### [Task prompt]
Rewrite the stretch from the start of the records through the line that contains "vertical-ruler: -2400 -2300", swapping every "busca" for "search" and keeping all else the same.

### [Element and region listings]
□ □ □

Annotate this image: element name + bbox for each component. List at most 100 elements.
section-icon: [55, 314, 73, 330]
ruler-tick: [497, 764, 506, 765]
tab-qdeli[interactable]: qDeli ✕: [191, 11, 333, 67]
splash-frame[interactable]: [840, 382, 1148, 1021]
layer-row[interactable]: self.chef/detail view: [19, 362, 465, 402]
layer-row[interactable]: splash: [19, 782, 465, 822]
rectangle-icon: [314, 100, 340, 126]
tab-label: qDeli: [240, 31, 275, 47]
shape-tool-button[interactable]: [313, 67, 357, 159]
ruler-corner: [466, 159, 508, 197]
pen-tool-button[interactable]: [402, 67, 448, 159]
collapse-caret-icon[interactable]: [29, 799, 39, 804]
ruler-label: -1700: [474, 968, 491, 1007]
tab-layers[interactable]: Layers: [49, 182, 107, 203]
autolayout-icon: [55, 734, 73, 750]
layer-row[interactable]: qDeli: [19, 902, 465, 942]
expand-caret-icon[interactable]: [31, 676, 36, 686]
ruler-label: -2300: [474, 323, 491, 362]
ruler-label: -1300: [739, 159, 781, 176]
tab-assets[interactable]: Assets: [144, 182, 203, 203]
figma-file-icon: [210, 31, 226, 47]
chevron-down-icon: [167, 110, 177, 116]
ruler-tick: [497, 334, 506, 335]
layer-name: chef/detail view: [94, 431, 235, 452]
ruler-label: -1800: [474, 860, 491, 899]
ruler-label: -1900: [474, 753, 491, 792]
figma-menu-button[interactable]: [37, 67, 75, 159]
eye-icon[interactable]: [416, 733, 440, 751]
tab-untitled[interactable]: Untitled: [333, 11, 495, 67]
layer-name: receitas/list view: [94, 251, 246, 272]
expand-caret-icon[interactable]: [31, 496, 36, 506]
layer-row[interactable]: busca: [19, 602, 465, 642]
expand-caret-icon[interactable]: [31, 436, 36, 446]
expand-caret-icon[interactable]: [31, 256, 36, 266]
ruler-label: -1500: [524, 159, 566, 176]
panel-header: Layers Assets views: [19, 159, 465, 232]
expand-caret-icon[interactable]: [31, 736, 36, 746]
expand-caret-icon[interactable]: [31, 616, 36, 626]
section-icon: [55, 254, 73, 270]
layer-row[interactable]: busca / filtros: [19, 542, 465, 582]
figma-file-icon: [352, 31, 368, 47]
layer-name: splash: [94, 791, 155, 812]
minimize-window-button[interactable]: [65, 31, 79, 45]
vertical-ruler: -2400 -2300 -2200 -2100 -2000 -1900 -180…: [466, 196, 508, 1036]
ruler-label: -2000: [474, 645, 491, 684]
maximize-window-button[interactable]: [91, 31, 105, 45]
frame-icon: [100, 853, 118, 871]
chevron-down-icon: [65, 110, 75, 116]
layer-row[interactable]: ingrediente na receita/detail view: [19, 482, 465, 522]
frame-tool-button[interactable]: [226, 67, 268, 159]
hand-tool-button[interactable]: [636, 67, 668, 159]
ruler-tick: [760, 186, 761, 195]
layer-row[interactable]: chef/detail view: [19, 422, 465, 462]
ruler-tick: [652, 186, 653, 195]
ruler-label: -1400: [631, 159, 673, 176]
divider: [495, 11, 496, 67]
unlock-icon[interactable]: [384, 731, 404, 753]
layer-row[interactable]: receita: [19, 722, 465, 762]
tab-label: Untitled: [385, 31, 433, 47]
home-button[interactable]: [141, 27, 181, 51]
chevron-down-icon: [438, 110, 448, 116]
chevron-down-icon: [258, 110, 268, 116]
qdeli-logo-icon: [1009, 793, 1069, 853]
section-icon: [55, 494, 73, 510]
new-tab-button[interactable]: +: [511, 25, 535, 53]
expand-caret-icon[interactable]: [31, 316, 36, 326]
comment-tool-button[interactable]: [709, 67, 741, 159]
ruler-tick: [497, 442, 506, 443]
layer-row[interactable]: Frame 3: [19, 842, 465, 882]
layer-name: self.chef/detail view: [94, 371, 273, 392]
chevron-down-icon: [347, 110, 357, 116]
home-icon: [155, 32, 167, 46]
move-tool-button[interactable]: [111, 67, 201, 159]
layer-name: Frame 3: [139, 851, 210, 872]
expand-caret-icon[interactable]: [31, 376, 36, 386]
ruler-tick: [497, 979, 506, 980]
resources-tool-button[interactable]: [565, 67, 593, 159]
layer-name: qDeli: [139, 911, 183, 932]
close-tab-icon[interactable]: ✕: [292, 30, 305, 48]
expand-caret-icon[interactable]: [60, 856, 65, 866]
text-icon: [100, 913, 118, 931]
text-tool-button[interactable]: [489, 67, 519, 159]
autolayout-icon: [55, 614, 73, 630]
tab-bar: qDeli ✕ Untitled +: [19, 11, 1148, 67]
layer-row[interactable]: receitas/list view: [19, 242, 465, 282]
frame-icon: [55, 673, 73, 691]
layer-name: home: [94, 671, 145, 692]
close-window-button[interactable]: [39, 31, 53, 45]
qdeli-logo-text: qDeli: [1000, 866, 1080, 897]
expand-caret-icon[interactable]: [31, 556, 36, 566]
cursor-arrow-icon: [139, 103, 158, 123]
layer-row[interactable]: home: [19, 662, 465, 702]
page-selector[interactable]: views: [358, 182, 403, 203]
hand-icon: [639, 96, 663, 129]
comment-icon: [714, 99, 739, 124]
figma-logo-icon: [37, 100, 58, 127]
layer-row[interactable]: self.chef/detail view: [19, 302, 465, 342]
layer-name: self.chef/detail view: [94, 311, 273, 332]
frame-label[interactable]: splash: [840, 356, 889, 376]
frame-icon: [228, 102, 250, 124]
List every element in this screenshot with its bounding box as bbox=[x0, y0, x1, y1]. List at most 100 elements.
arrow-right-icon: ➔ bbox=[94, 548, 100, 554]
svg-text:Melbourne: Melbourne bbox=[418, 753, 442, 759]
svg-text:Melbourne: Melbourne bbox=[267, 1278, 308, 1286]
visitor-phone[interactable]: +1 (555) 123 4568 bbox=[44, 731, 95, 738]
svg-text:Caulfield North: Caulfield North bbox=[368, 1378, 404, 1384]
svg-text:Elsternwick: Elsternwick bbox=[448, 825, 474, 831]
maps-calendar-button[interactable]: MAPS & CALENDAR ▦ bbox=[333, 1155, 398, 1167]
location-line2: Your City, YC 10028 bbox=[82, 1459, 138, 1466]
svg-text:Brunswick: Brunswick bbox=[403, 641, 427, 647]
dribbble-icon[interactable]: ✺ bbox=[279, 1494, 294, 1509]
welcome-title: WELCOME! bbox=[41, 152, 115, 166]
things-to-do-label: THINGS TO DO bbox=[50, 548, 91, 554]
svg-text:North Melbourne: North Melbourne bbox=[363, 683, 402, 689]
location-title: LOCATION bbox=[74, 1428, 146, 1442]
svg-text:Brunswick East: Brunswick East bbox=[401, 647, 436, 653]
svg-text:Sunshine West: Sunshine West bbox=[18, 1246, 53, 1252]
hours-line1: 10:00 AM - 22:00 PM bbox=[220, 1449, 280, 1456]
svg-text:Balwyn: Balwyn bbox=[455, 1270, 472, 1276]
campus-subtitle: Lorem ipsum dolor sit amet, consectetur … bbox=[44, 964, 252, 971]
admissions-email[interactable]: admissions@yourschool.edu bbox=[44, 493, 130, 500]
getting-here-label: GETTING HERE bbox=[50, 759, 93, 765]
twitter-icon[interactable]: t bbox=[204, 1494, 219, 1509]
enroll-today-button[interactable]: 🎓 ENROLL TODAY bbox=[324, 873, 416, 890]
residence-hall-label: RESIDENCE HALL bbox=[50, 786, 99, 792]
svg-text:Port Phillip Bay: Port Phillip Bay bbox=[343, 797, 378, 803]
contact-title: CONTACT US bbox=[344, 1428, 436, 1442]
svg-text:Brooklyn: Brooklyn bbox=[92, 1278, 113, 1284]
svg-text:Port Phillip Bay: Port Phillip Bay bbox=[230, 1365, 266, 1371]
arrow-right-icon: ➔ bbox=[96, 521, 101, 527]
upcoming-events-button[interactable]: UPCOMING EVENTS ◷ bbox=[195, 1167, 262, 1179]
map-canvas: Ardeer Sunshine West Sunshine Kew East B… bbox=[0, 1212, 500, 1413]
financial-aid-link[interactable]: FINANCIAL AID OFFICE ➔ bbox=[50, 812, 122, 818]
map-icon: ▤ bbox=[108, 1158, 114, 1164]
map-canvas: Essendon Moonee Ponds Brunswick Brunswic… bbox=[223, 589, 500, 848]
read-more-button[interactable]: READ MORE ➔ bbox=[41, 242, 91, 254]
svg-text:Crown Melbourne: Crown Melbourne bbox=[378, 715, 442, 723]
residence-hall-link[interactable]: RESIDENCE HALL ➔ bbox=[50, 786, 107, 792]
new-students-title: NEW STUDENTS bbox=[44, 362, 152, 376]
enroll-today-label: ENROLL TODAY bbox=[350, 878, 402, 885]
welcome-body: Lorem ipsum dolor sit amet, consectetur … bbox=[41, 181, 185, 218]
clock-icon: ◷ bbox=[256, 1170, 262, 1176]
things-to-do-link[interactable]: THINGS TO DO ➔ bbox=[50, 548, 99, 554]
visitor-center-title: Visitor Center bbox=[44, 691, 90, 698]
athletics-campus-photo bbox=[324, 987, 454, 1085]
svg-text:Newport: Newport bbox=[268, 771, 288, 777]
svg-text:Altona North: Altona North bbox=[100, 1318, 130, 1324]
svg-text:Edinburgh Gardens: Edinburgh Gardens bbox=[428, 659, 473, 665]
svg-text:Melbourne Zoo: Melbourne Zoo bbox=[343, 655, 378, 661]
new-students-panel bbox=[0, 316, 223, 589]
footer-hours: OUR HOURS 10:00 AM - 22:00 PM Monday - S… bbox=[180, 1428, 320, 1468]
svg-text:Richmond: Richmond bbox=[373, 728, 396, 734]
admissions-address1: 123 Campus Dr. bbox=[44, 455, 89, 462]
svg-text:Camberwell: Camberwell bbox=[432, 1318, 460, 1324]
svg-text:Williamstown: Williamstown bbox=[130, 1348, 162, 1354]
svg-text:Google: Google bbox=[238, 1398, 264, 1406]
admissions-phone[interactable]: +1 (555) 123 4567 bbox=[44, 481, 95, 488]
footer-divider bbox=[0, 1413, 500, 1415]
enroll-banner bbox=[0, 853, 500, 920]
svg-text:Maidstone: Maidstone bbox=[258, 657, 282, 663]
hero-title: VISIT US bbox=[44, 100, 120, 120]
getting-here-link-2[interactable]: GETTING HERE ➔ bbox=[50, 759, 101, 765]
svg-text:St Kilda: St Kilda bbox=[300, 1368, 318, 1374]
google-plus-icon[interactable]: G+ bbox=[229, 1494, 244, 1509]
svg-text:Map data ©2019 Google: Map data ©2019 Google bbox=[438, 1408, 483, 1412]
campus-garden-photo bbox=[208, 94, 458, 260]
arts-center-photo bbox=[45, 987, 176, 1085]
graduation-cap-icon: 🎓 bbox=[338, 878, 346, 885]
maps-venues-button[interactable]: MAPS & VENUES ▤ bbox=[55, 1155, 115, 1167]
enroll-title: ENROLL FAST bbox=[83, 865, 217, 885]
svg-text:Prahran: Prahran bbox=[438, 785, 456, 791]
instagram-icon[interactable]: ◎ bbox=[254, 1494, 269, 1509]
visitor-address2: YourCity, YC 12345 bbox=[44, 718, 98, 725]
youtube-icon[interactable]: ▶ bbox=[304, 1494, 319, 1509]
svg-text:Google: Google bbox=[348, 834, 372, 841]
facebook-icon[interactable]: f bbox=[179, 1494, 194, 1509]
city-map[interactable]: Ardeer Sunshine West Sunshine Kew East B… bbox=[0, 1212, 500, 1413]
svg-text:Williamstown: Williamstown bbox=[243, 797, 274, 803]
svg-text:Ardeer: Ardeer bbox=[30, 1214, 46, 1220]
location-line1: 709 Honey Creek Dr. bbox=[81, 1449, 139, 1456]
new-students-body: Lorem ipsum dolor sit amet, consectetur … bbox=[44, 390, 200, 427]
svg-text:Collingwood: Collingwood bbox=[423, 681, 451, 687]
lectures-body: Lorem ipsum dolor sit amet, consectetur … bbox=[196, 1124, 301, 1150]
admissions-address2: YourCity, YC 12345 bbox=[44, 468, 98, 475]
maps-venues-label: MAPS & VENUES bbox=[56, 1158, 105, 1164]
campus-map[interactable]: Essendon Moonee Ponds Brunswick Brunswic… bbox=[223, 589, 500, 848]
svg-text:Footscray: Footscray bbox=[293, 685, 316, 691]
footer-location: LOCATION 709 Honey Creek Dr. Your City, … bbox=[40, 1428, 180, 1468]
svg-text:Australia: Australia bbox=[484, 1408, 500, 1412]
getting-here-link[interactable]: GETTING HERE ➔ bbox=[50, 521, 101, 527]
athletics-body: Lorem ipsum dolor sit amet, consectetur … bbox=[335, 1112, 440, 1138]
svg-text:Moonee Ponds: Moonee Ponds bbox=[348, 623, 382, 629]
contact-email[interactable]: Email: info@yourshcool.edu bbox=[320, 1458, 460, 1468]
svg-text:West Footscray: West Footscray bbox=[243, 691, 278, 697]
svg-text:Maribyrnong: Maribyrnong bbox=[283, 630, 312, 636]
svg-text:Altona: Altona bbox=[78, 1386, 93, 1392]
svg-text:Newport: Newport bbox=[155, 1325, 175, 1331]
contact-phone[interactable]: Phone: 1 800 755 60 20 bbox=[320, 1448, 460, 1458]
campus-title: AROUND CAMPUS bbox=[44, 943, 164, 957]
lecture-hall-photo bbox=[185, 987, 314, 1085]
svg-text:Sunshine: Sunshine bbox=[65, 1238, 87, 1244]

□ □ □

### [Answer to the exercise]
Annotate this image: element name + bbox for each component. List at most 100 elements.
section-icon: [55, 314, 73, 330]
ruler-tick: [497, 764, 506, 765]
tab-qdeli[interactable]: qDeli ✕: [191, 11, 333, 67]
splash-frame[interactable]: [840, 382, 1148, 1021]
layer-row[interactable]: self.chef/detail view: [19, 362, 465, 402]
layer-row[interactable]: splash: [19, 782, 465, 822]
rectangle-icon: [314, 100, 340, 126]
tab-label: qDeli: [240, 31, 275, 47]
shape-tool-button[interactable]: [313, 67, 357, 159]
ruler-corner: [466, 159, 508, 197]
pen-tool-button[interactable]: [402, 67, 448, 159]
collapse-caret-icon[interactable]: [29, 799, 39, 804]
ruler-label: -1700: [474, 968, 491, 1007]
tab-layers[interactable]: Layers: [49, 182, 107, 203]
autolayout-icon: [55, 734, 73, 750]
layer-row[interactable]: qDeli: [19, 902, 465, 942]
expand-caret-icon[interactable]: [31, 676, 36, 686]
ruler-label: -2300: [474, 323, 491, 362]
ruler-label: -1300: [739, 159, 781, 176]
tab-assets[interactable]: Assets: [144, 182, 203, 203]
figma-file-icon: [210, 31, 226, 47]
chevron-down-icon: [167, 110, 177, 116]
ruler-tick: [497, 334, 506, 335]
layer-name: chef/detail view: [94, 431, 235, 452]
ruler-label: -1800: [474, 860, 491, 899]
ruler-label: -1900: [474, 753, 491, 792]
figma-menu-button[interactable]: [37, 67, 75, 159]
eye-icon[interactable]: [416, 733, 440, 751]
tab-untitled[interactable]: Untitled: [333, 11, 495, 67]
layer-name: receitas/list view: [94, 251, 246, 272]
expand-caret-icon[interactable]: [31, 496, 36, 506]
layer-row[interactable]: search: [19, 602, 465, 642]
expand-caret-icon[interactable]: [31, 436, 36, 446]
expand-caret-icon[interactable]: [31, 256, 36, 266]
ruler-label: -1500: [524, 159, 566, 176]
panel-header: Layers Assets views: [19, 159, 465, 232]
expand-caret-icon[interactable]: [31, 736, 36, 746]
expand-caret-icon[interactable]: [31, 616, 36, 626]
section-icon: [55, 254, 73, 270]
layer-row[interactable]: search / filtros: [19, 542, 465, 582]
figma-file-icon: [352, 31, 368, 47]
layer-name: splash: [94, 791, 155, 812]
minimize-window-button[interactable]: [65, 31, 79, 45]
vertical-ruler: -2400 -2300 -2200 -2100 -2000 -1900 -180…: [466, 196, 508, 1036]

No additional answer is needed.